INSTRUCTION:
Images excluded, repeat each entry below exactly.

DATA EXCERPTS:
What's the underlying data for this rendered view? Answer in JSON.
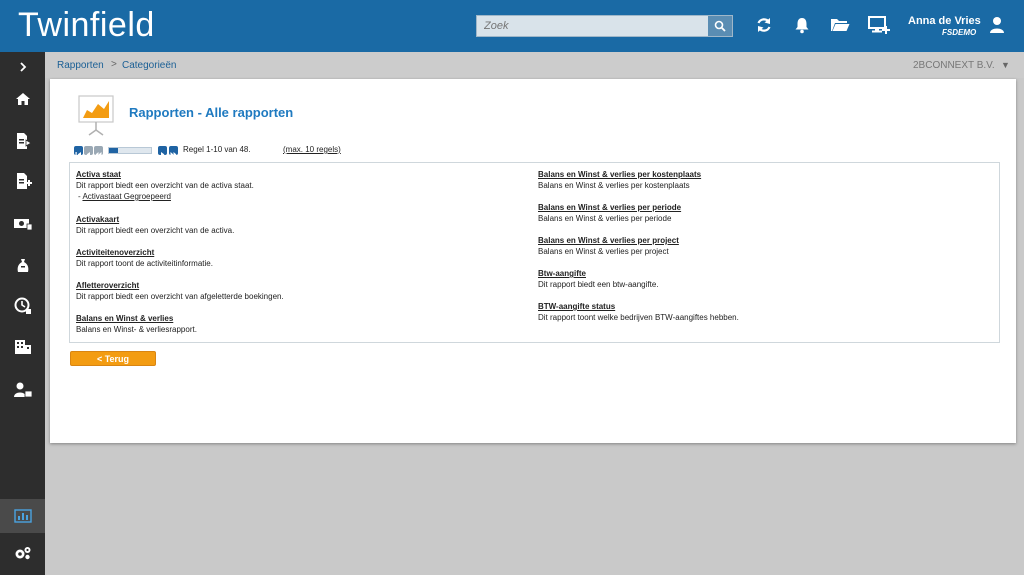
{
  "app": {
    "title": "Twinfield"
  },
  "search": {
    "placeholder": "Zoek"
  },
  "user": {
    "name": "Anna de Vries",
    "code": "FSDEMO"
  },
  "breadcrumb": {
    "items": [
      "Rapporten",
      "Categorieën"
    ],
    "separator": ">"
  },
  "company": {
    "name": "2BCONNEXT B.V."
  },
  "page": {
    "title": "Rapporten - Alle rapporten"
  },
  "pager": {
    "text": "Regel 1-10 van 48.",
    "max_label": "(max. 10 regels)",
    "progress": 0.21
  },
  "reports_left": [
    {
      "title": "Activa staat",
      "desc": "Dit rapport biedt een overzicht van de activa staat.",
      "sub": "Activastaat Gegroepeerd"
    },
    {
      "title": "Activakaart",
      "desc": "Dit rapport biedt een overzicht van de activa."
    },
    {
      "title": "Activiteitenoverzicht",
      "desc": "Dit rapport toont de activiteitinformatie."
    },
    {
      "title": "Afletteroverzicht",
      "desc": "Dit rapport biedt een overzicht van afgeletterde boekingen."
    },
    {
      "title": "Balans en Winst & verlies",
      "desc": "Balans en Winst- & verliesrapport."
    }
  ],
  "reports_right": [
    {
      "title": "Balans en Winst & verlies per kostenplaats",
      "desc": "Balans en Winst & verlies per kostenplaats"
    },
    {
      "title": "Balans en Winst & verlies per periode",
      "desc": "Balans en Winst & verlies per periode"
    },
    {
      "title": "Balans en Winst & verlies per project",
      "desc": "Balans en Winst & verlies per project"
    },
    {
      "title": "Btw-aangifte",
      "desc": "Dit rapport biedt een btw-aangifte."
    },
    {
      "title": "BTW-aangifte status",
      "desc": "Dit rapport toont welke bedrijven BTW-aangiftes hebben."
    }
  ],
  "back_button": {
    "label": "< Terug"
  },
  "icons": {
    "sidebar": [
      "expand-icon",
      "home-icon",
      "invoice-out-icon",
      "invoice-in-icon",
      "cash-icon",
      "money-bag-icon",
      "clock-icon",
      "building-icon",
      "user-lock-icon",
      "reports-icon",
      "settings-icon"
    ],
    "topbar": [
      "refresh-icon",
      "bell-icon",
      "folder-icon",
      "monitor-add-icon",
      "user-icon"
    ]
  },
  "colors": {
    "brand": "#1a6aa5",
    "accent": "#f39c12",
    "link": "#1f7ac0",
    "sidebar": "#2d2d2d"
  }
}
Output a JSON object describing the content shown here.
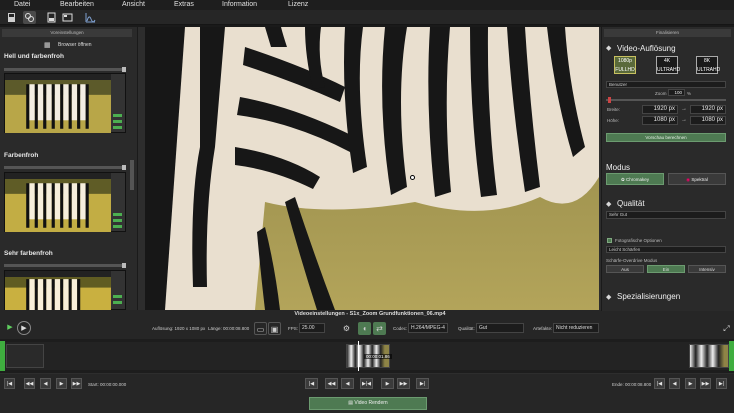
{
  "menu": [
    "Datei",
    "Bearbeiten",
    "Ansicht",
    "Extras",
    "Information",
    "Lizenz"
  ],
  "left_panel": {
    "header": "Voreinstellungen",
    "browse_label": "Browser öffnen",
    "presets": [
      {
        "title": "Hell und farbenfroh"
      },
      {
        "title": "Farbenfroh"
      },
      {
        "title": "Sehr farbenfroh"
      }
    ]
  },
  "video": {
    "title": "Videoeinstellungen - S1x_Zoom Grundfunktionen_06.mp4"
  },
  "right_panel": {
    "top": "Finalisieren",
    "resolution": {
      "title": "Video-Auflösung",
      "options": [
        {
          "top": "1080p",
          "bottom": "FULLHD",
          "selected": true
        },
        {
          "top": "4K",
          "bottom": "ULTRAHD",
          "selected": false
        },
        {
          "top": "8K",
          "bottom": "ULTRAHD",
          "selected": false
        }
      ],
      "preset_dropdown": "Benutzer",
      "zoom_label": "Zoom",
      "zoom_value": "100",
      "zoom_unit": "%",
      "width_label": "Breite:",
      "height_label": "Höhe:",
      "width_in": "1920 px",
      "width_out": "1920 px",
      "height_in": "1080 px",
      "height_out": "1080 px",
      "apply_button": "Vorschau berechnen"
    },
    "mode": {
      "title": "Modus",
      "options": [
        "Chromakey",
        "Spektral"
      ]
    },
    "quality": {
      "title": "Qualität",
      "dropdown": "Sehr Gut",
      "checkbox_label": "Fotografische Optionen",
      "sharpness_dropdown": "Leicht Schärfen",
      "overdrive_label": "Schärfe-Overdrive Modus",
      "overdrive_options": [
        "Aus",
        "Ein",
        "Intensiv"
      ],
      "overdrive_selected": 1
    },
    "special": {
      "title": "Spezialisierungen"
    }
  },
  "settings_bar": {
    "resolution_label": "Auflösung: 1920 x 1080 px",
    "length_label": "Länge: 00:00:08.800",
    "fps_label": "FPS:",
    "fps_value": "25.00",
    "codec_label": "Codec:",
    "codec_value": "H.264/MPEG-4",
    "quality_label": "Qualität:",
    "quality_value": "Gut",
    "artifacts_label": "Artefakte:",
    "artifacts_value": "Nicht reduzieren"
  },
  "timeline": {
    "current_time": "00:00:01.86"
  },
  "transport": {
    "start_label": "Start: 00:00:00.000",
    "end_label": "Ende: 00:00:08.800",
    "render_button": "Video Rendern"
  },
  "colors": {
    "accent_green": "#4e7a52",
    "bright_green": "#3fae3f"
  }
}
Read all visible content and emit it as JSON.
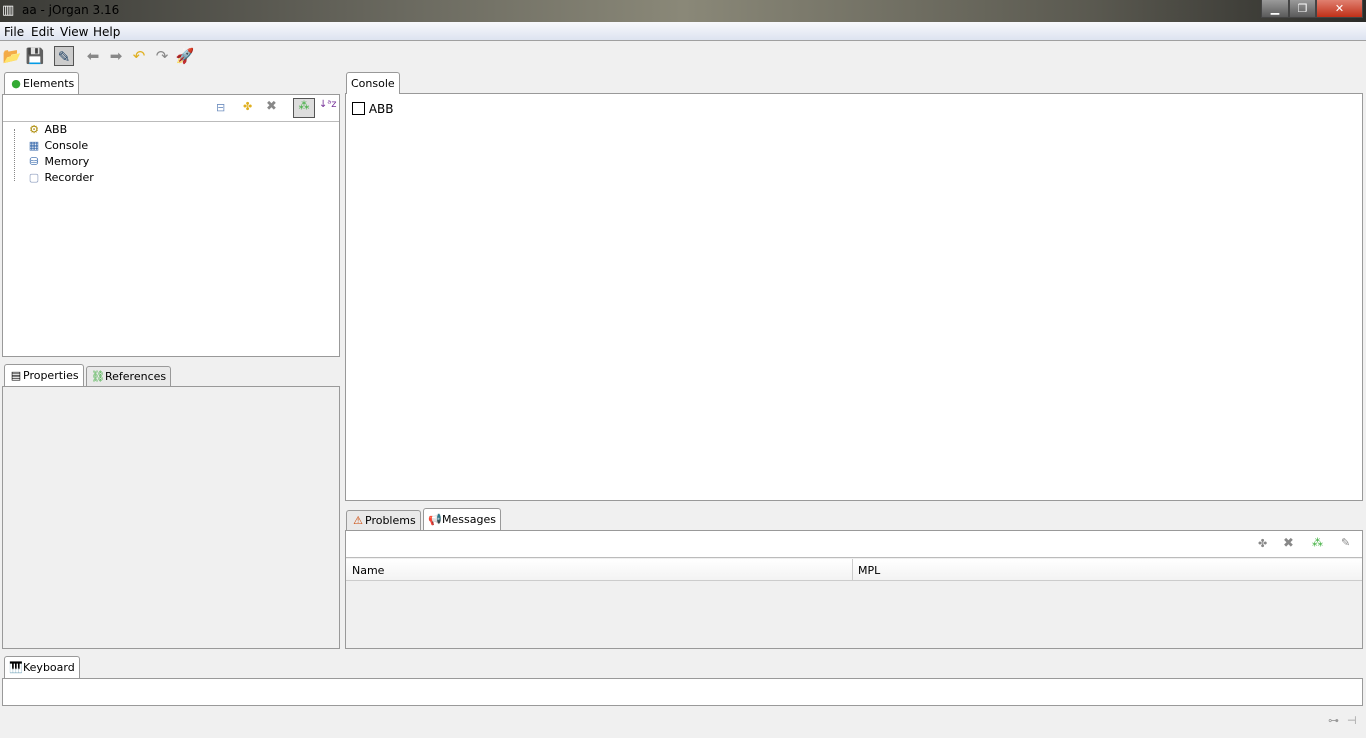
{
  "window": {
    "title": "aa - jOrgan 3.16",
    "min": "▁",
    "restore": "❐",
    "close": "✕"
  },
  "menu": [
    "File",
    "Edit",
    "View",
    "Help"
  ],
  "elements_panel": {
    "tab": "Elements",
    "items": [
      "ABB",
      "Console",
      "Memory",
      "Recorder"
    ]
  },
  "properties_panel": {
    "tabs": [
      "Properties",
      "References"
    ]
  },
  "console_panel": {
    "tab": "Console",
    "checkbox_label": "ABB"
  },
  "messages_panel": {
    "tabs": [
      "Problems",
      "Messages"
    ],
    "columns": [
      "Name",
      "MPL"
    ]
  },
  "keyboard_panel": {
    "tab": "Keyboard"
  }
}
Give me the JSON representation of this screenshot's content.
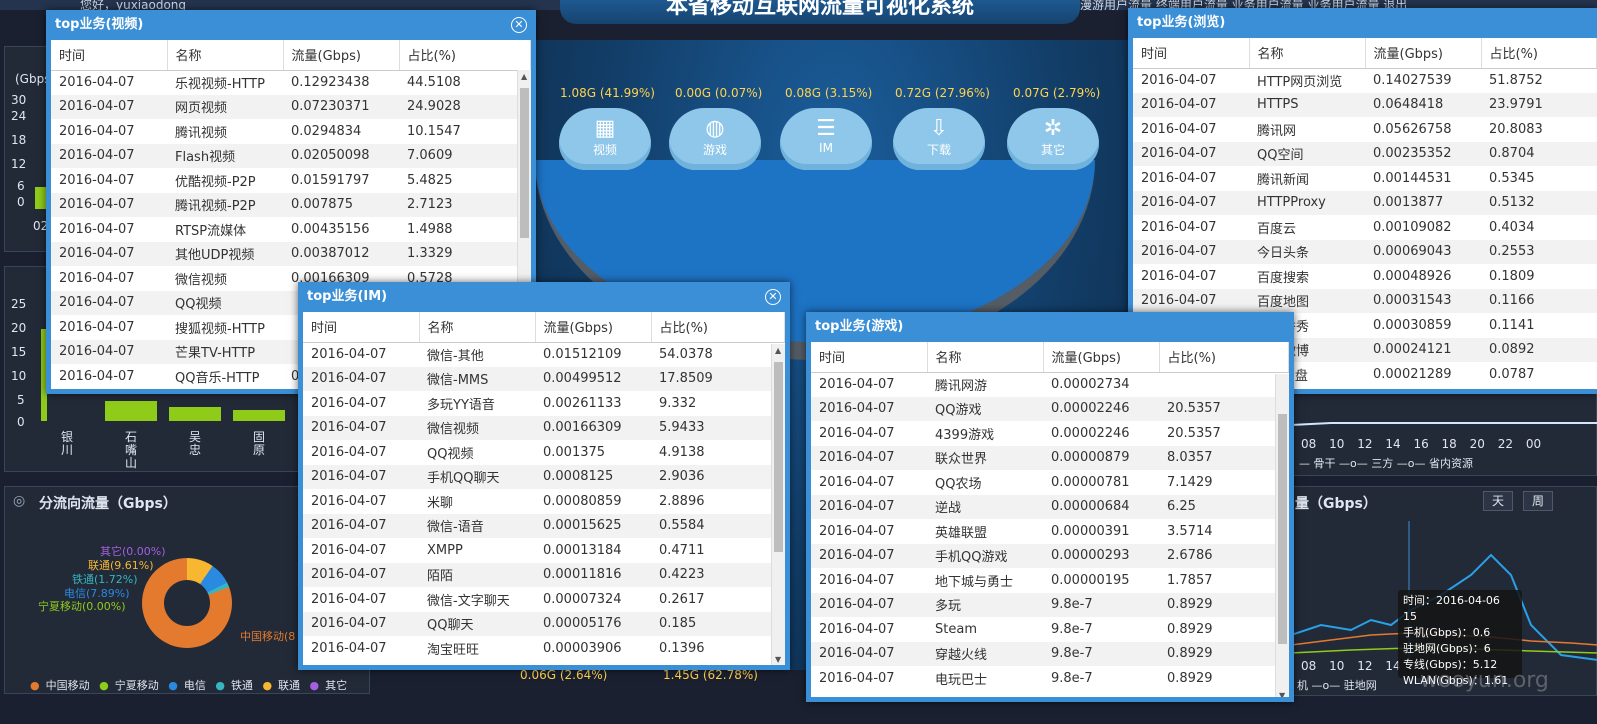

RESULT OF THE EXERCISE:
What's the underlying data for this rendered view? Answer in JSON.
{
  "app": {
    "title": "Twinfield"
  },
  "search": {
    "placeholder": "Zoek"
  },
  "user": {
    "name": "Anna de Vries",
    "code": "FSDEMO"
  },
  "breadcrumb": {
    "items": [
      "Rapporten",
      "Categorieën"
    ],
    "separator": ">"
  },
  "company": {
    "name": "2BCONNEXT B.V."
  },
  "page": {
    "title": "Rapporten - Alle rapporten"
  },
  "pager": {
    "text": "Regel 1-10 van 48.",
    "max_label": "(max. 10 regels)",
    "progress": 0.21
  },
  "reports_left": [
    {
      "title": "Activa staat",
      "desc": "Dit rapport biedt een overzicht van de activa staat.",
      "sub": "Activastaat Gegroepeerd"
    },
    {
      "title": "Activakaart",
      "desc": "Dit rapport biedt een overzicht van de activa."
    },
    {
      "title": "Activiteitenoverzicht",
      "desc": "Dit rapport toont de activiteitinformatie."
    },
    {
      "title": "Afletteroverzicht",
      "desc": "Dit rapport biedt een overzicht van afgeletterde boekingen."
    },
    {
      "title": "Balans en Winst & verlies",
      "desc": "Balans en Winst- & verliesrapport."
    }
  ],
  "reports_right": [
    {
      "title": "Balans en Winst & verlies per kostenplaats",
      "desc": "Balans en Winst & verlies per kostenplaats"
    },
    {
      "title": "Balans en Winst & verlies per periode",
      "desc": "Balans en Winst & verlies per periode"
    },
    {
      "title": "Balans en Winst & verlies per project",
      "desc": "Balans en Winst & verlies per project"
    },
    {
      "title": "Btw-aangifte",
      "desc": "Dit rapport biedt een btw-aangifte."
    },
    {
      "title": "BTW-aangifte status",
      "desc": "Dit rapport toont welke bedrijven BTW-aangiftes hebben."
    }
  ],
  "back_button": {
    "label": "< Terug"
  },
  "icons": {
    "sidebar": [
      "expand-icon",
      "home-icon",
      "invoice-out-icon",
      "invoice-in-icon",
      "cash-icon",
      "money-bag-icon",
      "clock-icon",
      "building-icon",
      "user-lock-icon",
      "reports-icon",
      "settings-icon"
    ],
    "topbar": [
      "refresh-icon",
      "bell-icon",
      "folder-icon",
      "monitor-add-icon",
      "user-icon"
    ]
  },
  "colors": {
    "brand": "#1a6aa5",
    "accent": "#f39c12",
    "link": "#1f7ac0",
    "sidebar": "#2d2d2d"
  }
}
Output a JSON object describing the content shown here.
{
  "menu": [
    "Datei",
    "Bearbeiten",
    "Ansicht",
    "Extras",
    "Information",
    "Lizenz"
  ],
  "left_panel": {
    "header": "Voreinstellungen",
    "browse_label": "Browser öffnen",
    "presets": [
      {
        "title": "Hell und farbenfroh"
      },
      {
        "title": "Farbenfroh"
      },
      {
        "title": "Sehr farbenfroh"
      }
    ]
  },
  "video": {
    "title": "Videoeinstellungen - S1x_Zoom Grundfunktionen_06.mp4"
  },
  "right_panel": {
    "top": "Finalisieren",
    "resolution": {
      "title": "Video-Auflösung",
      "options": [
        {
          "top": "1080p",
          "bottom": "FULLHD",
          "selected": true
        },
        {
          "top": "4K",
          "bottom": "ULTRAHD",
          "selected": false
        },
        {
          "top": "8K",
          "bottom": "ULTRAHD",
          "selected": false
        }
      ],
      "preset_dropdown": "Benutzer",
      "zoom_label": "Zoom",
      "zoom_value": "100",
      "zoom_unit": "%",
      "width_label": "Breite:",
      "height_label": "Höhe:",
      "width_in": "1920 px",
      "width_out": "1920 px",
      "height_in": "1080 px",
      "height_out": "1080 px",
      "apply_button": "Vorschau berechnen"
    },
    "mode": {
      "title": "Modus",
      "options": [
        "Chromakey",
        "Spektral"
      ]
    },
    "quality": {
      "title": "Qualität",
      "dropdown": "Sehr Gut",
      "checkbox_label": "Fotografische Optionen",
      "sharpness_dropdown": "Leicht Schärfen",
      "overdrive_label": "Schärfe-Overdrive Modus",
      "overdrive_options": [
        "Aus",
        "Ein",
        "Intensiv"
      ],
      "overdrive_selected": 1
    },
    "special": {
      "title": "Spezialisierungen"
    }
  },
  "settings_bar": {
    "resolution_label": "Auflösung: 1920 x 1080 px",
    "length_label": "Länge: 00:00:08.800",
    "fps_label": "FPS:",
    "fps_value": "25.00",
    "codec_label": "Codec:",
    "codec_value": "H.264/MPEG-4",
    "quality_label": "Qualität:",
    "quality_value": "Gut",
    "artifacts_label": "Artefakte:",
    "artifacts_value": "Nicht reduzieren"
  },
  "timeline": {
    "current_time": "00:00:01.86"
  },
  "transport": {
    "start_label": "Start: 00:00:00.000",
    "end_label": "Ende: 00:00:08.800",
    "render_button": "Video Rendern"
  },
  "colors": {
    "accent_green": "#4e7a52",
    "bright_green": "#3fae3f"
  }
}
Read all visible content and emit it as JSON.
{
  "window": {
    "title": "aa - jOrgan 3.16",
    "min": "▁",
    "restore": "❐",
    "close": "✕"
  },
  "menu": [
    "File",
    "Edit",
    "View",
    "Help"
  ],
  "elements_panel": {
    "tab": "Elements",
    "items": [
      "ABB",
      "Console",
      "Memory",
      "Recorder"
    ]
  },
  "properties_panel": {
    "tabs": [
      "Properties",
      "References"
    ]
  },
  "console_panel": {
    "tab": "Console",
    "checkbox_label": "ABB"
  },
  "messages_panel": {
    "tabs": [
      "Problems",
      "Messages"
    ],
    "columns": [
      "Name",
      "MPL"
    ]
  },
  "keyboard_panel": {
    "tab": "Keyboard"
  }
}
Give me the JSON representation of this screenshot's content.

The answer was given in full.